--- start of Entries supplied ---

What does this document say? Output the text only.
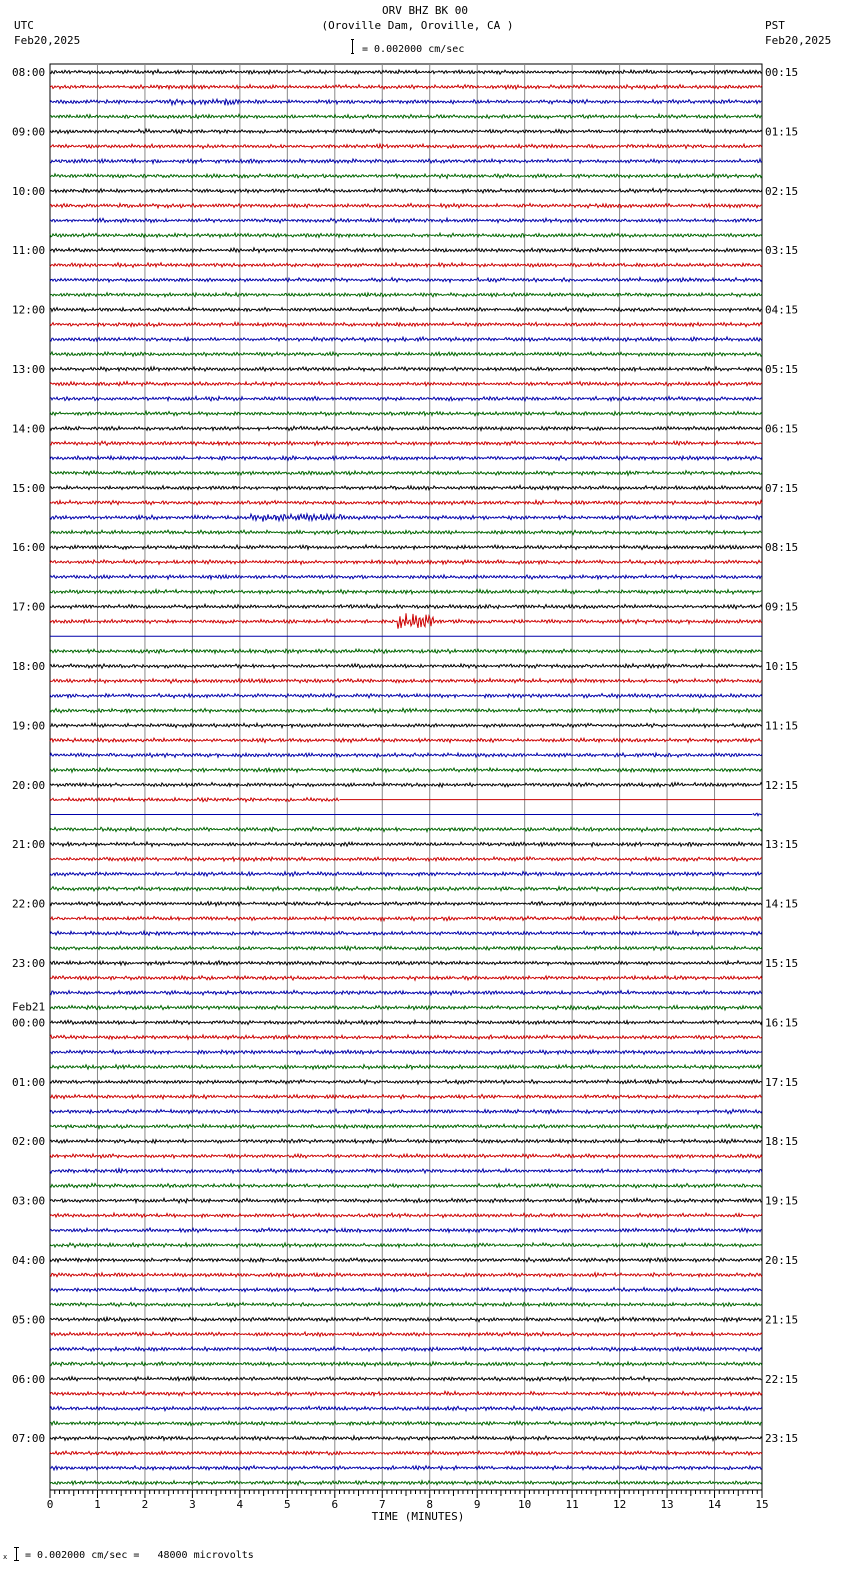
ORV BHZ BK 00
(Oroville Dam, Oroville, CA )
= 0.002000 cm/sec
UTC
Feb20,2025
PST
Feb20,2025
08:00
09:00
10:00
11:00
12:00
13:00
14:00
15:00
16:00
17:00
18:00
19:00
20:00
21:00
22:00
23:00
Feb21
00:00
01:00
02:00
03:00
04:00
05:00
06:00
07:00
00:15
01:15
02:15
03:15
04:15
05:15
06:15
07:15
08:15
09:15
10:15
11:15
12:15
13:15
14:15
15:15
16:15
17:15
18:15
19:15
20:15
21:15
22:15
23:15
0	1	2	3	4	5	6	7	8	9	10	11	12	13	14	15
TIME (MINUTES)
x = 0.002000 cm/sec =   48000 microvolts
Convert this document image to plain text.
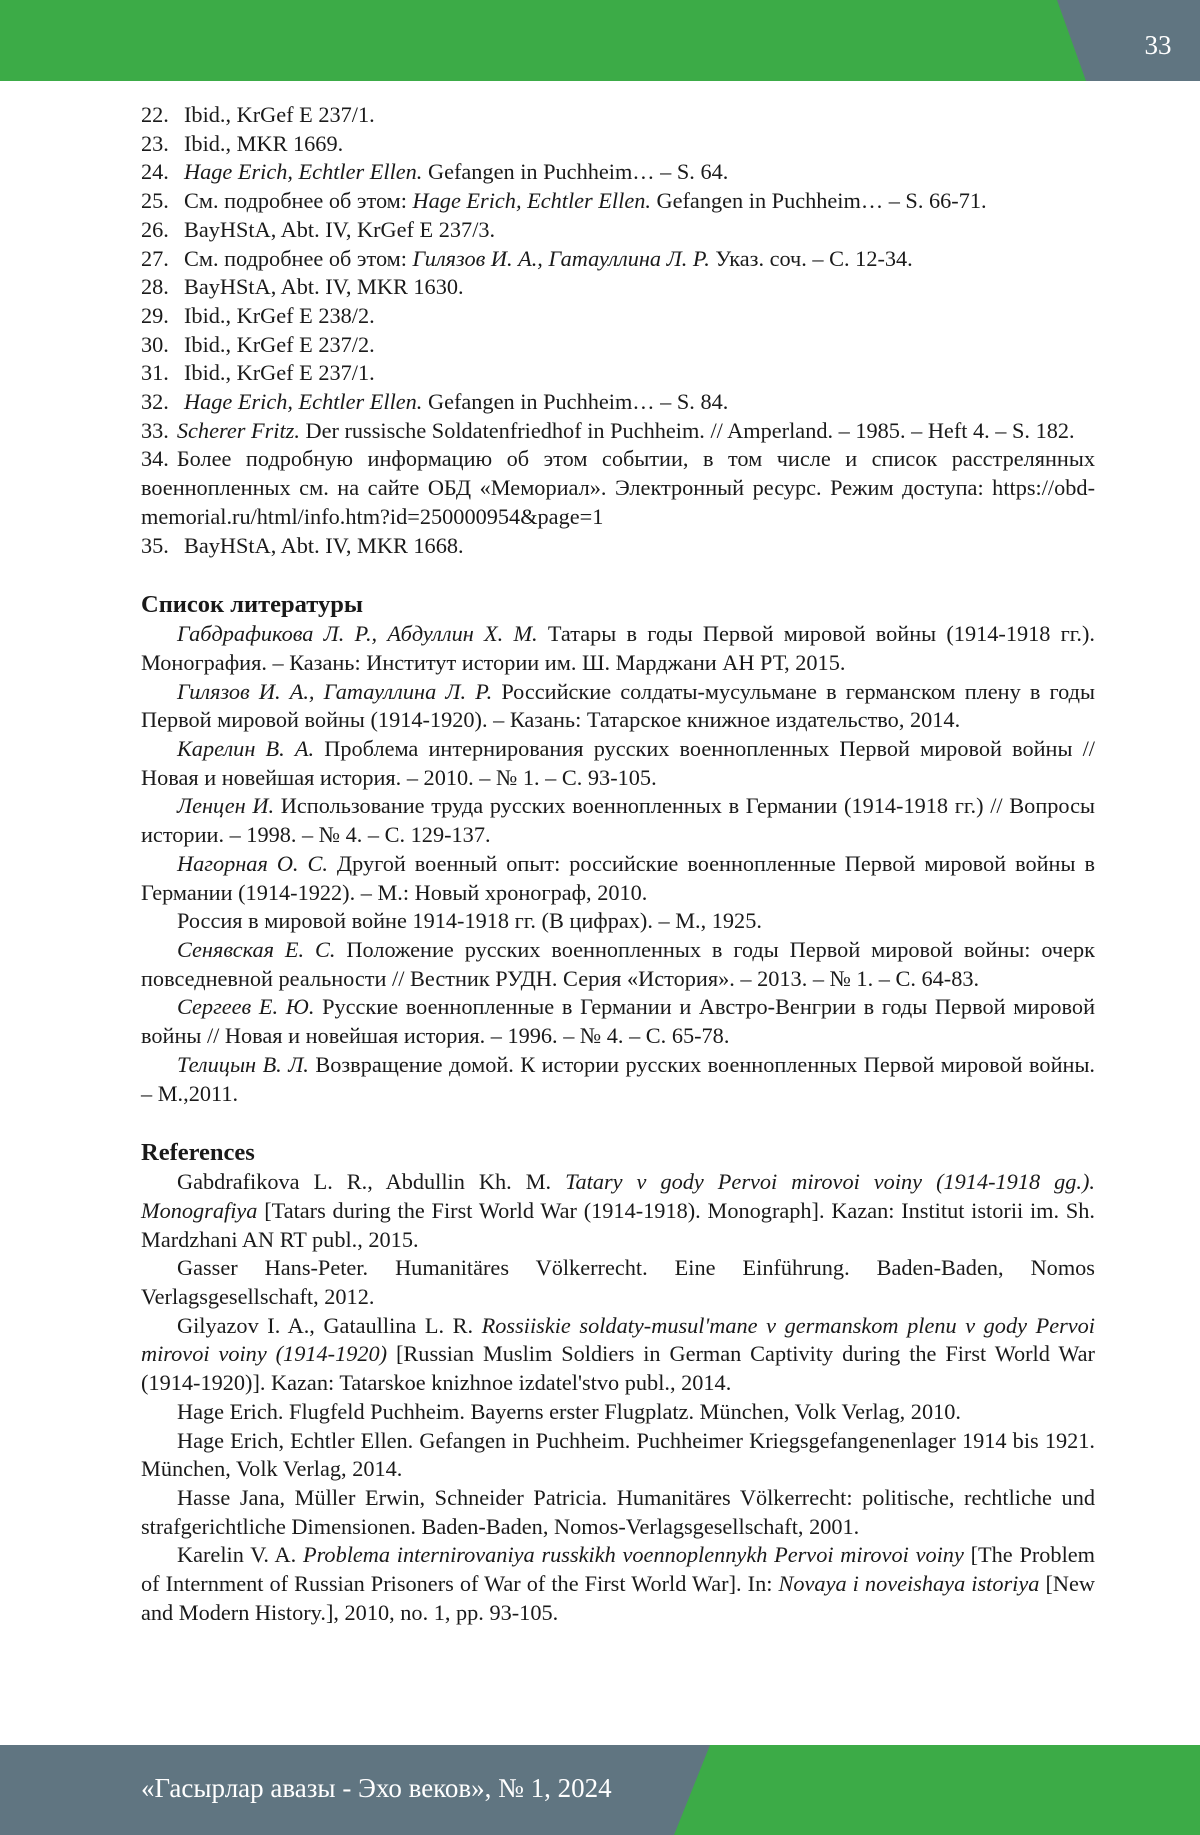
33
22. Ibid., KrGef E 237/1.
23. Ibid., MKR 1669.
24. Hage Erich, Echtler Ellen. Gefangen in Puchheim… – S. 64.
25. См. подробнее об этом: Hage Erich, Echtler Ellen. Gefangen in Puchheim… – S. 66-71.
26. BayHStA, Abt. IV, KrGef E 237/3.
27. См. подробнее об этом: Гилязов И. А., Гатауллина Л. Р. Указ. соч. – С. 12-34.
28. BayHStA, Abt. IV, MKR 1630.
29. Ibid., KrGef E 238/2.
30. Ibid., KrGef E 237/2.
31. Ibid., KrGef E 237/1.
32. Hage Erich, Echtler Ellen. Gefangen in Puchheim… – S. 84.
33. Scherer Fritz. Der russische Soldatenfriedhof in Puchheim. // Amperland. – 1985. – Heft 4. – S. 182.
34. Более подробную информацию об этом событии, в том числе и список расстрелянных военнопленных см. на сайте ОБД «Мемориал». Электронный ресурс. Режим доступа: https://obd-memorial.ru/html/info.htm?id=250000954&page=1
35. BayHStA, Abt. IV, MKR 1668.
Список литературы
Габдрафикова Л. Р., Абдуллин Х. М. Татары в годы Первой мировой войны (1914-1918 гг.). Монография. – Казань: Институт истории им. Ш. Марджани АН РТ, 2015.
Гилязов И. А., Гатауллина Л. Р. Российские солдаты-мусульмане в германском плену в годы Первой мировой войны (1914-1920). – Казань: Татарское книжное издательство, 2014.
Карелин В. А. Проблема интернирования русских военнопленных Первой мировой войны // Новая и новейшая история. – 2010. – № 1. – С. 93-105.
Ленцен И. Использование труда русских военнопленных в Германии (1914-1918 гг.) // Вопросы истории. – 1998. – № 4. – С. 129-137.
Нагорная О. С. Другой военный опыт: российские военнопленные Первой мировой войны в Германии (1914-1922). – М.: Новый хронограф, 2010.
Россия в мировой войне 1914-1918 гг. (В цифрах). – М., 1925.
Сенявская Е. С. Положение русских военнопленных в годы Первой мировой войны: очерк повседневной реальности // Вестник РУДН. Серия «История». – 2013. – № 1. – С. 64-83.
Сергеев Е. Ю. Русские военнопленные в Германии и Австро-Венгрии в годы Первой мировой войны // Новая и новейшая история. – 1996. – № 4. – С. 65-78.
Телицын В. Л. Возвращение домой. К истории русских военнопленных Первой мировой войны. – М.,2011.
References
Gabdrafikova L. R., Abdullin Kh. M. Tatary v gody Pervoi mirovoi voiny (1914-1918 gg.). Monografiya [Tatars during the First World War (1914-1918). Monograph]. Kazan: Institut istorii im. Sh. Mardzhani AN RT publ., 2015.
Gasser Hans-Peter. Humanitäres Völkerrecht. Eine Einführung. Baden-Baden, Nomos Verlagsgesellschaft, 2012.
Gilyazov I. A., Gataullina L. R. Rossiiskie soldaty-musul'mane v germanskom plenu v gody Pervoi mirovoi voiny (1914-1920) [Russian Muslim Soldiers in German Captivity during the First World War (1914-1920)]. Kazan: Tatarskoe knizhnoe izdatel'stvo publ., 2014.
Hage Erich. Flugfeld Puchheim. Bayerns erster Flugplatz. München, Volk Verlag, 2010.
Hage Erich, Echtler Ellen. Gefangen in Puchheim. Puchheimer Kriegsgefangenenlager 1914 bis 1921. München, Volk Verlag, 2014.
Hasse Jana, Müller Erwin, Schneider Patricia. Humanitäres Völkerrecht: politische, rechtliche und strafgerichtliche Dimensionen. Baden-Baden, Nomos-Verlagsgesellschaft, 2001.
Karelin V. A. Problema internirovaniya russkikh voennoplennykh Pervoi mirovoi voiny [The Problem of Internment of Russian Prisoners of War of the First World War]. In: Novaya i noveishaya istoriya [New and Modern History.], 2010, no. 1, pp. 93-105.
«Гасырлар авазы - Эхо веков», № 1, 2024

--- end of Entries supplied ---

What the task requires
Can you repeat every record above exactly, apart from the pictures?

The output
What does this document say? Output the text only.
ORV BHZ BK 00
(Oroville Dam, Oroville, CA )
= 0.002000 cm/sec
UTC
Feb20,2025
PST
Feb20,2025
08:00
09:00
10:00
11:00
12:00
13:00
14:00
15:00
16:00
17:00
18:00
19:00
20:00
21:00
22:00
23:00
Feb21
00:00
01:00
02:00
03:00
04:00
05:00
06:00
07:00
00:15
01:15
02:15
03:15
04:15
05:15
06:15
07:15
08:15
09:15
10:15
11:15
12:15
13:15
14:15
15:15
16:15
17:15
18:15
19:15
20:15
21:15
22:15
23:15
0	1	2	3	4	5	6	7	8	9	10	11	12	13	14	15
TIME (MINUTES)
x = 0.002000 cm/sec =   48000 microvolts
Convert this document image to plain text.
33
22. Ibid., KrGef E 237/1.
23. Ibid., MKR 1669.
24. Hage Erich, Echtler Ellen. Gefangen in Puchheim… – S. 64.
25. См. подробнее об этом: Hage Erich, Echtler Ellen. Gefangen in Puchheim… – S. 66-71.
26. BayHStA, Abt. IV, KrGef E 237/3.
27. См. подробнее об этом: Гилязов И. А., Гатауллина Л. Р. Указ. соч. – С. 12-34.
28. BayHStA, Abt. IV, MKR 1630.
29. Ibid., KrGef E 238/2.
30. Ibid., KrGef E 237/2.
31. Ibid., KrGef E 237/1.
32. Hage Erich, Echtler Ellen. Gefangen in Puchheim… – S. 84.
33. Scherer Fritz. Der russische Soldatenfriedhof in Puchheim. // Amperland. – 1985. – Heft 4. – S. 182.
34. Более подробную информацию об этом событии, в том числе и список расстрелянных военнопленных см. на сайте ОБД «Мемориал». Электронный ресурс. Режим доступа: https://obd-memorial.ru/html/info.htm?id=250000954&page=1
35. BayHStA, Abt. IV, MKR 1668.
Список литературы
Габдрафикова Л. Р., Абдуллин Х. М. Татары в годы Первой мировой войны (1914-1918 гг.). Монография. – Казань: Институт истории им. Ш. Марджани АН РТ, 2015.
Гилязов И. А., Гатауллина Л. Р. Российские солдаты-мусульмане в германском плену в годы Первой мировой войны (1914-1920). – Казань: Татарское книжное издательство, 2014.
Карелин В. А. Проблема интернирования русских военнопленных Первой мировой войны // Новая и новейшая история. – 2010. – № 1. – С. 93-105.
Ленцен И. Использование труда русских военнопленных в Германии (1914-1918 гг.) // Вопросы истории. – 1998. – № 4. – С. 129-137.
Нагорная О. С. Другой военный опыт: российские военнопленные Первой мировой войны в Германии (1914-1922). – М.: Новый хронограф, 2010.
Россия в мировой войне 1914-1918 гг. (В цифрах). – М., 1925.
Сенявская Е. С. Положение русских военнопленных в годы Первой мировой войны: очерк повседневной реальности // Вестник РУДН. Серия «История». – 2013. – № 1. – С. 64-83.
Сергеев Е. Ю. Русские военнопленные в Германии и Австро-Венгрии в годы Первой мировой войны // Новая и новейшая история. – 1996. – № 4. – С. 65-78.
Телицын В. Л. Возвращение домой. К истории русских военнопленных Первой мировой войны. – М.,2011.
References
Gabdrafikova L. R., Abdullin Kh. M. Tatary v gody Pervoi mirovoi voiny (1914-1918 gg.). Monografiya [Tatars during the First World War (1914-1918). Monograph]. Kazan: Institut istorii im. Sh. Mardzhani AN RT publ., 2015.
Gasser Hans-Peter. Humanitäres Völkerrecht. Eine Einführung. Baden-Baden, Nomos Verlagsgesellschaft, 2012.
Gilyazov I. A., Gataullina L. R. Rossiiskie soldaty-musul'mane v germanskom plenu v gody Pervoi mirovoi voiny (1914-1920) [Russian Muslim Soldiers in German Captivity during the First World War (1914-1920)]. Kazan: Tatarskoe knizhnoe izdatel'stvo publ., 2014.
Hage Erich. Flugfeld Puchheim. Bayerns erster Flugplatz. München, Volk Verlag, 2010.
Hage Erich, Echtler Ellen. Gefangen in Puchheim. Puchheimer Kriegsgefangenenlager 1914 bis 1921. München, Volk Verlag, 2014.
Hasse Jana, Müller Erwin, Schneider Patricia. Humanitäres Völkerrecht: politische, rechtliche und strafgerichtliche Dimensionen. Baden-Baden, Nomos-Verlagsgesellschaft, 2001.
Karelin V. A. Problema internirovaniya russkikh voennoplennykh Pervoi mirovoi voiny [The Problem of Internment of Russian Prisoners of War of the First World War]. In: Novaya i noveishaya istoriya [New and Modern History.], 2010, no. 1, pp. 93-105.
«Гасырлар авазы - Эхо веков», № 1, 2024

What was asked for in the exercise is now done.